- What you should do: Using the data below, gather each line that includes the word "brand".

- Records provided:
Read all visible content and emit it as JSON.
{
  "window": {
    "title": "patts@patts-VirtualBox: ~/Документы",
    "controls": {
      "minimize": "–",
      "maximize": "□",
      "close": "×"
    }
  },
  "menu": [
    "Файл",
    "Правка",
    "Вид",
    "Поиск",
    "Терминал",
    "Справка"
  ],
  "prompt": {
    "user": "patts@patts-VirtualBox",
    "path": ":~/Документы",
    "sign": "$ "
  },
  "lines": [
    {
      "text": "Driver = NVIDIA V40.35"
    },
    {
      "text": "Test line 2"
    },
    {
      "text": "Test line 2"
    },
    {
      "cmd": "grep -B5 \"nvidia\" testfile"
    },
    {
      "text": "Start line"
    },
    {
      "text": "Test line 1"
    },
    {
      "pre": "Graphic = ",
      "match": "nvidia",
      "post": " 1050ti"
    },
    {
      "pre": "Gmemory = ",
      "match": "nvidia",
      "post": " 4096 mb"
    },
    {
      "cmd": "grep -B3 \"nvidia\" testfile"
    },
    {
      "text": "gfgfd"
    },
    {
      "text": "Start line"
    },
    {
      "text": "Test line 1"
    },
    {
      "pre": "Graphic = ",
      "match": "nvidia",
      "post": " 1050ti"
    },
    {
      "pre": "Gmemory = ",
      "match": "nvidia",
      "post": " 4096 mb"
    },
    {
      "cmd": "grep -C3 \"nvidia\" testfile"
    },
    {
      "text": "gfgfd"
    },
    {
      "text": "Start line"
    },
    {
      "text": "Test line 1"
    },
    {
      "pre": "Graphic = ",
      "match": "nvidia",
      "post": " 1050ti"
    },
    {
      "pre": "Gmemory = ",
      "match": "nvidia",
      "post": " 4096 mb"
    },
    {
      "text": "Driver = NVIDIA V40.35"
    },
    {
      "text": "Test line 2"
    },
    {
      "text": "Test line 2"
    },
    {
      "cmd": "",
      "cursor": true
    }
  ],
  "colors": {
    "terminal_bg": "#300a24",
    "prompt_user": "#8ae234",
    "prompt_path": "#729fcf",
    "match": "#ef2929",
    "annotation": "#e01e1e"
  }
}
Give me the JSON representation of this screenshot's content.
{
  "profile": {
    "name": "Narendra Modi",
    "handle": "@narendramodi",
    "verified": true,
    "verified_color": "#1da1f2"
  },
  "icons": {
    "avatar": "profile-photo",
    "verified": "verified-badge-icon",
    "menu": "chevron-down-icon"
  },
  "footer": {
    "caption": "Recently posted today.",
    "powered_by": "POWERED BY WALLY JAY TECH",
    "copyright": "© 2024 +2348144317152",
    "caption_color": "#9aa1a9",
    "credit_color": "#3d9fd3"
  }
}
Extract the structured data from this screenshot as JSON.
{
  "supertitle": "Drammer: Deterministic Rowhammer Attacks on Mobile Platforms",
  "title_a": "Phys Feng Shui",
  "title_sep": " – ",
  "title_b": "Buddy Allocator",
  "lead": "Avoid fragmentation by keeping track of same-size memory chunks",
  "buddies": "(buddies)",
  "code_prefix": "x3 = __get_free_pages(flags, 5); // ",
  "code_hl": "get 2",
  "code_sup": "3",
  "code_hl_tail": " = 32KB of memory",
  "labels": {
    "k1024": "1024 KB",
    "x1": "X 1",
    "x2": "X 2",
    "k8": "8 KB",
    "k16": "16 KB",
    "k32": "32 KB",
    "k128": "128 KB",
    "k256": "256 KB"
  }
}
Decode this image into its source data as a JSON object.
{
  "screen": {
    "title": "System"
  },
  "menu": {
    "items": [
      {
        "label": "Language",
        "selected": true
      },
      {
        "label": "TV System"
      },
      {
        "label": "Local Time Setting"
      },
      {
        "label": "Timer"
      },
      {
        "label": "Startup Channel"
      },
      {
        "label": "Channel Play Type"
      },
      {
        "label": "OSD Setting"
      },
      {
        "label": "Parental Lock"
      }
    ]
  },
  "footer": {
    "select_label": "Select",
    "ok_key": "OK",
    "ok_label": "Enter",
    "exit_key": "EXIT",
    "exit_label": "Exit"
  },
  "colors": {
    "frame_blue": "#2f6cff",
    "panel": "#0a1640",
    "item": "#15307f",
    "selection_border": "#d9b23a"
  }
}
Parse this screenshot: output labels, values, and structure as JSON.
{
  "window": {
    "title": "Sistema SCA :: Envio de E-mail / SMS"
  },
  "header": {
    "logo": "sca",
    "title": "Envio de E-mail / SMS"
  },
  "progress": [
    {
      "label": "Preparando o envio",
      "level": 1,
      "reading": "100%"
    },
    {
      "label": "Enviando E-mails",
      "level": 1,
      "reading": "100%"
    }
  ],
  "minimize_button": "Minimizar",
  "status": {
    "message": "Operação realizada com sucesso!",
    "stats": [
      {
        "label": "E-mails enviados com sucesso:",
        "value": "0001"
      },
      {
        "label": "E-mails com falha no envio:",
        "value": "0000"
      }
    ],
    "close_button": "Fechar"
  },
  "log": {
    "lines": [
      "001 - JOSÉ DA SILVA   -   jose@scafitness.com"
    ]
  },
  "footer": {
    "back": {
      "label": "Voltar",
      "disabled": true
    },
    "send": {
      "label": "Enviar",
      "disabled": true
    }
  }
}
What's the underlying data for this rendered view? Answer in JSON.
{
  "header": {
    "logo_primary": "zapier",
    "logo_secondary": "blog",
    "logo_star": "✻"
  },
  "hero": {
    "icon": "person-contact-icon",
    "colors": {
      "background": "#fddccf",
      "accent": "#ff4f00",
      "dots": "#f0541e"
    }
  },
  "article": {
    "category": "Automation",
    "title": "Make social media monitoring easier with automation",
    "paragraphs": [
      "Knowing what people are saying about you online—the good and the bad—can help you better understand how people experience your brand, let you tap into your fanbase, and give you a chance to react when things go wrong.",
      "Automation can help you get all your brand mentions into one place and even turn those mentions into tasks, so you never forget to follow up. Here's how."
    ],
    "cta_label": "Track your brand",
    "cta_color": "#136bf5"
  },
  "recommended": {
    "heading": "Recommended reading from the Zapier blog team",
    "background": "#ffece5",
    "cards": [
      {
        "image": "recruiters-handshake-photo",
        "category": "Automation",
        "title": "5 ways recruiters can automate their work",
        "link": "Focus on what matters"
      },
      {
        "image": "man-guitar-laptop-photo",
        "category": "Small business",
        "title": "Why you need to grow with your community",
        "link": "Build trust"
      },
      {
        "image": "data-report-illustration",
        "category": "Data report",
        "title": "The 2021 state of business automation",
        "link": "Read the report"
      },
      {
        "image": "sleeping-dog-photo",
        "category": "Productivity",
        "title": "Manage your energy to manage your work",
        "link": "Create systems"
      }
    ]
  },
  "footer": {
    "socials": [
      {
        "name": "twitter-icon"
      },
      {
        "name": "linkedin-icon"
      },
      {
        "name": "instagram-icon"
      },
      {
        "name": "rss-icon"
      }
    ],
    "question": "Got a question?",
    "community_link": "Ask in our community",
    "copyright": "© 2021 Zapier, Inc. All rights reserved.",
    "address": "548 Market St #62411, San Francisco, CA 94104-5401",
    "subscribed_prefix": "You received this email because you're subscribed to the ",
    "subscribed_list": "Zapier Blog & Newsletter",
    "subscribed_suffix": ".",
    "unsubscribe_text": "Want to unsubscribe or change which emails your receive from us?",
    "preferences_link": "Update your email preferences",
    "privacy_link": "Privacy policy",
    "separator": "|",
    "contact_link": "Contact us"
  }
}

- Finished exercise:
      "Knowing what people are saying about you online—the good and the bad—can help you better understand how people experience your brand, let you tap into your fanbase, and give you a chance to react when things go wrong.",
      "Automation can help you get all your brand mentions into one place and even turn those mentions into tasks, so you never forget to follow up. Here's how."
    "cta_label": "Track your brand",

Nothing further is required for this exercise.